++++ Extracted data ++++

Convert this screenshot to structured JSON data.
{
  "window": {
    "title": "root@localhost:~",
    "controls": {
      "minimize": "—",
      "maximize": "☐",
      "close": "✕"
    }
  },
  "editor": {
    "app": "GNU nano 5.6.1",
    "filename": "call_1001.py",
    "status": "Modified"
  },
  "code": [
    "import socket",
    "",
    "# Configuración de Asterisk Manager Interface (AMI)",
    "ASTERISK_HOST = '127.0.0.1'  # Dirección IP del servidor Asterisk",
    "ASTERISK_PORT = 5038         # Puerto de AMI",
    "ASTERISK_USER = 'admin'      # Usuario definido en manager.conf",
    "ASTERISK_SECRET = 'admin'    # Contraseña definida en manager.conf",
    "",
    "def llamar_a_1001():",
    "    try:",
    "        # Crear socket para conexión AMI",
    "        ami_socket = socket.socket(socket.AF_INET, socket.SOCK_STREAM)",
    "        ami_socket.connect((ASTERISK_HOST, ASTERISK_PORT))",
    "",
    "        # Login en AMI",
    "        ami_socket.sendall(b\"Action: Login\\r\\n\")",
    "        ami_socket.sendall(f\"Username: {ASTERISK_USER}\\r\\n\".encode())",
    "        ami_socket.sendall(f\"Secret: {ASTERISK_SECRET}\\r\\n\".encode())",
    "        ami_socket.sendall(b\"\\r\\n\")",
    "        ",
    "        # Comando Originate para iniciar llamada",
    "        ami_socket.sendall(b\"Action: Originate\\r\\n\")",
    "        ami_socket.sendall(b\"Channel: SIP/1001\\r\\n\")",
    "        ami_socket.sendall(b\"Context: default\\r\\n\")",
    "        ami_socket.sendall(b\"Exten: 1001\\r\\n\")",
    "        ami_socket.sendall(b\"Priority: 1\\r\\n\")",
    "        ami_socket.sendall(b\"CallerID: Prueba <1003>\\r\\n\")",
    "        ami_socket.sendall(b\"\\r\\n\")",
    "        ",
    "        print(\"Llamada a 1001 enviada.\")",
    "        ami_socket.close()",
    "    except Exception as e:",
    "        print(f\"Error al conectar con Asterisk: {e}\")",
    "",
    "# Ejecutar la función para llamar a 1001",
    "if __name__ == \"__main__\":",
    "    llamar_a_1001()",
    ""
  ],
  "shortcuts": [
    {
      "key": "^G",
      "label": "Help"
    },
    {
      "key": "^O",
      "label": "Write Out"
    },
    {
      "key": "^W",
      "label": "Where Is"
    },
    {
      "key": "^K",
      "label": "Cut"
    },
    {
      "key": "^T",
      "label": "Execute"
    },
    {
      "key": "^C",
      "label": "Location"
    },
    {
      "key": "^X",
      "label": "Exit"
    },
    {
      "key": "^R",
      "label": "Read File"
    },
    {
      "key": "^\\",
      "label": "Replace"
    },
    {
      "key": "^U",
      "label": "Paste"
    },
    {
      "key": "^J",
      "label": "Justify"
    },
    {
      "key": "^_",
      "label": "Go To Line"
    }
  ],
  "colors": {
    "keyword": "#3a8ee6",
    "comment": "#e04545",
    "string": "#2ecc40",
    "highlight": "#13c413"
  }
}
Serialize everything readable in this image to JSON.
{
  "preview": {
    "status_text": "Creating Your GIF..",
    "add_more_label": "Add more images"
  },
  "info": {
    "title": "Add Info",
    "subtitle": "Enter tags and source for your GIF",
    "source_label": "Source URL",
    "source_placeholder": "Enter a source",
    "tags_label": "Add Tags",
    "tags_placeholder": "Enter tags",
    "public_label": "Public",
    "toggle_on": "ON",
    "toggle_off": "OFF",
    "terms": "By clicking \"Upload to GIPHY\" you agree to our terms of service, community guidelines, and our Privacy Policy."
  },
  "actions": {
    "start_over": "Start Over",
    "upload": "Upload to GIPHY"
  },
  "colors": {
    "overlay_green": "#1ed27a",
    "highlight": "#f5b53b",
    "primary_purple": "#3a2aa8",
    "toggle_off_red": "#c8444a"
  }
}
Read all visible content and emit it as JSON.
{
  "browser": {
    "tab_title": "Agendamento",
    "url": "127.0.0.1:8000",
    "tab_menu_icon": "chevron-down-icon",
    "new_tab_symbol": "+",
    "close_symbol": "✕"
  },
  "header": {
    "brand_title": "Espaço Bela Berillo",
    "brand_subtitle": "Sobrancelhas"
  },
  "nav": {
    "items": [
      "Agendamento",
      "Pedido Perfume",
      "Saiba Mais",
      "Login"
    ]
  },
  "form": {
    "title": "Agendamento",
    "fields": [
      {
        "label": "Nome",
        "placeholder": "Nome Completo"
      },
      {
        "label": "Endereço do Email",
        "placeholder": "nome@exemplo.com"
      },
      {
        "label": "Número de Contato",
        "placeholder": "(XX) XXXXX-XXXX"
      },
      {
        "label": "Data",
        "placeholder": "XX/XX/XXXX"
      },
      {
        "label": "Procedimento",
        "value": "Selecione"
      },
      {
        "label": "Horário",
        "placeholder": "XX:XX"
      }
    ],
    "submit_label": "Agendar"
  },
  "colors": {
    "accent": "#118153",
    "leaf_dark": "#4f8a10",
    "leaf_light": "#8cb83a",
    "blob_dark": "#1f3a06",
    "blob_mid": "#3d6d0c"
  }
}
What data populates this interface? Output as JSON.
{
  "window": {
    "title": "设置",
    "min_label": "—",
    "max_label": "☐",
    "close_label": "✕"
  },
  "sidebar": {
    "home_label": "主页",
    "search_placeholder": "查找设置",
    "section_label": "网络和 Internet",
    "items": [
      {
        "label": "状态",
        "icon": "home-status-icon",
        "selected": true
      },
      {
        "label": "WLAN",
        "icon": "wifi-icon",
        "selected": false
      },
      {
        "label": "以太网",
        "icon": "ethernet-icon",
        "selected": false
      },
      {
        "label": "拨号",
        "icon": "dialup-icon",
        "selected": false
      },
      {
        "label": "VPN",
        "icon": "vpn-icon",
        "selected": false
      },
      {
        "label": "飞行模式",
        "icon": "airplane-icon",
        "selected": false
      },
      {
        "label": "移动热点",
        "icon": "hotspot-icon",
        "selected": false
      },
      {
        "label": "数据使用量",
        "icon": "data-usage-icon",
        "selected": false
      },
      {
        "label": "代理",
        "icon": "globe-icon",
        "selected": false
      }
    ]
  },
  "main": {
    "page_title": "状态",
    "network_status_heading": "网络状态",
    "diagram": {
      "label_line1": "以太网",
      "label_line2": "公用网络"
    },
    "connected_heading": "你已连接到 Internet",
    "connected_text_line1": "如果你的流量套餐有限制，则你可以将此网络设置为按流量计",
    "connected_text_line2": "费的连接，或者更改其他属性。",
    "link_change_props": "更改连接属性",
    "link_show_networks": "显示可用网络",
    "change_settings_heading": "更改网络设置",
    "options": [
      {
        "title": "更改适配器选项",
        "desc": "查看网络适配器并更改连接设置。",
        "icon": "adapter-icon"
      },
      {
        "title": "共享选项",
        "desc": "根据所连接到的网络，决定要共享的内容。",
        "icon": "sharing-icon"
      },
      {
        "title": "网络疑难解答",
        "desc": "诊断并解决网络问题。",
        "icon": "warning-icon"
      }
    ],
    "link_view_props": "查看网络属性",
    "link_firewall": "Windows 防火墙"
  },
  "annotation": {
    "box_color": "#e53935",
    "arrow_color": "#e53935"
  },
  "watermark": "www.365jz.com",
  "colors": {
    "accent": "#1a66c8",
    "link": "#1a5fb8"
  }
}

++++

* [What you will do]:
Each entry must be reproduced verbatim.

* [Result]:
Convert this screenshot to structured JSON data.
{
  "window": {
    "title": "root@localhost:~",
    "controls": {
      "minimize": "—",
      "maximize": "☐",
      "close": "✕"
    }
  },
  "editor": {
    "app": "GNU nano 5.6.1",
    "filename": "call_1001.py",
    "status": "Modified"
  },
  "code": [
    "import socket",
    "",
    "# Configuración de Asterisk Manager Interface (AMI)",
    "ASTERISK_HOST = '127.0.0.1'  # Dirección IP del servidor Asterisk",
    "ASTERISK_PORT = 5038         # Puerto de AMI",
    "ASTERISK_USER = 'admin'      # Usuario definido en manager.conf",
    "ASTERISK_SECRET = 'admin'    # Contraseña definida en manager.conf",
    "",
    "def llamar_a_1001():",
    "    try:",
    "        # Crear socket para conexión AMI",
    "        ami_socket = socket.socket(socket.AF_INET, socket.SOCK_STREAM)",
    "        ami_socket.connect((ASTERISK_HOST, ASTERISK_PORT))",
    "",
    "        # Login en AMI",
    "        ami_socket.sendall(b\"Action: Login\\r\\n\")",
    "        ami_socket.sendall(f\"Username: {ASTERISK_USER}\\r\\n\".encode())",
    "        ami_socket.sendall(f\"Secret: {ASTERISK_SECRET}\\r\\n\".encode())",
    "        ami_socket.sendall(b\"\\r\\n\")",
    "        ",
    "        # Comando Originate para iniciar llamada",
    "        ami_socket.sendall(b\"Action: Originate\\r\\n\")",
    "        ami_socket.sendall(b\"Channel: SIP/1001\\r\\n\")",
    "        ami_socket.sendall(b\"Context: default\\r\\n\")",
    "        ami_socket.sendall(b\"Exten: 1001\\r\\n\")",
    "        ami_socket.sendall(b\"Priority: 1\\r\\n\")",
    "        ami_socket.sendall(b\"CallerID: Prueba <1003>\\r\\n\")",
    "        ami_socket.sendall(b\"\\r\\n\")",
    "        ",
    "        print(\"Llamada a 1001 enviada.\")",
    "        ami_socket.close()",
    "    except Exception as e:",
    "        print(f\"Error al conectar con Asterisk: {e}\")",
    "",
    "# Ejecutar la función para llamar a 1001",
    "if __name__ == \"__main__\":",
    "    llamar_a_1001()",
    ""
  ],
  "shortcuts": [
    {
      "key": "^G",
      "label": "Help"
    },
    {
      "key": "^O",
      "label": "Write Out"
    },
    {
      "key": "^W",
      "label": "Where Is"
    },
    {
      "key": "^K",
      "label": "Cut"
    },
    {
      "key": "^T",
      "label": "Execute"
    },
    {
      "key": "^C",
      "label": "Location"
    },
    {
      "key": "^X",
      "label": "Exit"
    },
    {
      "key": "^R",
      "label": "Read File"
    },
    {
      "key": "^\\",
      "label": "Replace"
    },
    {
      "key": "^U",
      "label": "Paste"
    },
    {
      "key": "^J",
      "label": "Justify"
    },
    {
      "key": "^_",
      "label": "Go To Line"
    }
  ],
  "colors": {
    "keyword": "#3a8ee6",
    "comment": "#e04545",
    "string": "#2ecc40",
    "highlight": "#13c413"
  }
}
Serialize everything readable in this image to JSON.
{
  "preview": {
    "status_text": "Creating Your GIF..",
    "add_more_label": "Add more images"
  },
  "info": {
    "title": "Add Info",
    "subtitle": "Enter tags and source for your GIF",
    "source_label": "Source URL",
    "source_placeholder": "Enter a source",
    "tags_label": "Add Tags",
    "tags_placeholder": "Enter tags",
    "public_label": "Public",
    "toggle_on": "ON",
    "toggle_off": "OFF",
    "terms": "By clicking \"Upload to GIPHY\" you agree to our terms of service, community guidelines, and our Privacy Policy."
  },
  "actions": {
    "start_over": "Start Over",
    "upload": "Upload to GIPHY"
  },
  "colors": {
    "overlay_green": "#1ed27a",
    "highlight": "#f5b53b",
    "primary_purple": "#3a2aa8",
    "toggle_off_red": "#c8444a"
  }
}
Read all visible content and emit it as JSON.
{
  "browser": {
    "tab_title": "Agendamento",
    "url": "127.0.0.1:8000",
    "tab_menu_icon": "chevron-down-icon",
    "new_tab_symbol": "+",
    "close_symbol": "✕"
  },
  "header": {
    "brand_title": "Espaço Bela Berillo",
    "brand_subtitle": "Sobrancelhas"
  },
  "nav": {
    "items": [
      "Agendamento",
      "Pedido Perfume",
      "Saiba Mais",
      "Login"
    ]
  },
  "form": {
    "title": "Agendamento",
    "fields": [
      {
        "label": "Nome",
        "placeholder": "Nome Completo"
      },
      {
        "label": "Endereço do Email",
        "placeholder": "nome@exemplo.com"
      },
      {
        "label": "Número de Contato",
        "placeholder": "(XX) XXXXX-XXXX"
      },
      {
        "label": "Data",
        "placeholder": "XX/XX/XXXX"
      },
      {
        "label": "Procedimento",
        "value": "Selecione"
      },
      {
        "label": "Horário",
        "placeholder": "XX:XX"
      }
    ],
    "submit_label": "Agendar"
  },
  "colors": {
    "accent": "#118153",
    "leaf_dark": "#4f8a10",
    "leaf_light": "#8cb83a",
    "blob_dark": "#1f3a06",
    "blob_mid": "#3d6d0c"
  }
}
What data populates this interface? Output as JSON.
{
  "window": {
    "title": "设置",
    "min_label": "—",
    "max_label": "☐",
    "close_label": "✕"
  },
  "sidebar": {
    "home_label": "主页",
    "search_placeholder": "查找设置",
    "section_label": "网络和 Internet",
    "items": [
      {
        "label": "状态",
        "icon": "home-status-icon",
        "selected": true
      },
      {
        "label": "WLAN",
        "icon": "wifi-icon",
        "selected": false
      },
      {
        "label": "以太网",
        "icon": "ethernet-icon",
        "selected": false
      },
      {
        "label": "拨号",
        "icon": "dialup-icon",
        "selected": false
      },
      {
        "label": "VPN",
        "icon": "vpn-icon",
        "selected": false
      },
      {
        "label": "飞行模式",
        "icon": "airplane-icon",
        "selected": false
      },
      {
        "label": "移动热点",
        "icon": "hotspot-icon",
        "selected": false
      },
      {
        "label": "数据使用量",
        "icon": "data-usage-icon",
        "selected": false
      },
      {
        "label": "代理",
        "icon": "globe-icon",
        "selected": false
      }
    ]
  },
  "main": {
    "page_title": "状态",
    "network_status_heading": "网络状态",
    "diagram": {
      "label_line1": "以太网",
      "label_line2": "公用网络"
    },
    "connected_heading": "你已连接到 Internet",
    "connected_text_line1": "如果你的流量套餐有限制，则你可以将此网络设置为按流量计",
    "connected_text_line2": "费的连接，或者更改其他属性。",
    "link_change_props": "更改连接属性",
    "link_show_networks": "显示可用网络",
    "change_settings_heading": "更改网络设置",
    "options": [
      {
        "title": "更改适配器选项",
        "desc": "查看网络适配器并更改连接设置。",
        "icon": "adapter-icon"
      },
      {
        "title": "共享选项",
        "desc": "根据所连接到的网络，决定要共享的内容。",
        "icon": "sharing-icon"
      },
      {
        "title": "网络疑难解答",
        "desc": "诊断并解决网络问题。",
        "icon": "warning-icon"
      }
    ],
    "link_view_props": "查看网络属性",
    "link_firewall": "Windows 防火墙"
  },
  "annotation": {
    "box_color": "#e53935",
    "arrow_color": "#e53935"
  },
  "watermark": "www.365jz.com",
  "colors": {
    "accent": "#1a66c8",
    "link": "#1a5fb8"
  }
}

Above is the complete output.